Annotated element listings

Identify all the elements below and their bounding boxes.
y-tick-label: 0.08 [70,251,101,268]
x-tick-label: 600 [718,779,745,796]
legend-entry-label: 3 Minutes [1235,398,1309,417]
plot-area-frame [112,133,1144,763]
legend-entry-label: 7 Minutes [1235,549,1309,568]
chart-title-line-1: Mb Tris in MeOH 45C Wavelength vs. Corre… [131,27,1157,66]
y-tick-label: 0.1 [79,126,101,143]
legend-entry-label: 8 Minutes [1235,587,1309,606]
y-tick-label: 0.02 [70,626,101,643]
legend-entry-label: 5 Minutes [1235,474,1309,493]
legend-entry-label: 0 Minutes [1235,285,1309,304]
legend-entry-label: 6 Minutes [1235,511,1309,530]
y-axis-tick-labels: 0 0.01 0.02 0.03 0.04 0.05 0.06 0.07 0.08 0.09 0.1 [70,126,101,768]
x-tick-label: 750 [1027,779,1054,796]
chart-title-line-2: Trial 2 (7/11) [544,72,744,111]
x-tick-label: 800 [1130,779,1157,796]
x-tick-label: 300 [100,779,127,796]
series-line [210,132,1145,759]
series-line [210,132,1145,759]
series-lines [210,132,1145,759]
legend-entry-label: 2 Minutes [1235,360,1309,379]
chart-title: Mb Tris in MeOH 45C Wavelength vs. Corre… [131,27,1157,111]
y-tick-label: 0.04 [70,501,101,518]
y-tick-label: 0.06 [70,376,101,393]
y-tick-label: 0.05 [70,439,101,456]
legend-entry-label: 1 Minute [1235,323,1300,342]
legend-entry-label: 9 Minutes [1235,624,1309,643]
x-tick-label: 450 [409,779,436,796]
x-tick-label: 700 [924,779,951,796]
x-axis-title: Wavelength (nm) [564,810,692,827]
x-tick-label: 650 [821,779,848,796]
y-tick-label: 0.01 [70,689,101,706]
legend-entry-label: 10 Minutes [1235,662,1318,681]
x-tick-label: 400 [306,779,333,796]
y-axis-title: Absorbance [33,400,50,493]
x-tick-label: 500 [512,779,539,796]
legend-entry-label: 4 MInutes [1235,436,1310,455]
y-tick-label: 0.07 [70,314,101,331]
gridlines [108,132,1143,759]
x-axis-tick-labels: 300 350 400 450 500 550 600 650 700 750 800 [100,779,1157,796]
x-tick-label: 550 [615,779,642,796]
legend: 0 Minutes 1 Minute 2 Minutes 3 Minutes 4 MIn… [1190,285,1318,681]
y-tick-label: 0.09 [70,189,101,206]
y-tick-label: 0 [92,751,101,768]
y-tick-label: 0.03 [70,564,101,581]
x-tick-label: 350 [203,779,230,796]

TASK REQUIREMENTS:
Pick out every line in the data above that contains the string "MeOH", and copy each one.

SOLUTION TO THIS PROBLEM:
chart-title-line-1: Mb Tris in MeOH 45C Wavelength vs. Corre… [131,27,1157,66]
chart-title: Mb Tris in MeOH 45C Wavelength vs. Corre… [131,27,1157,111]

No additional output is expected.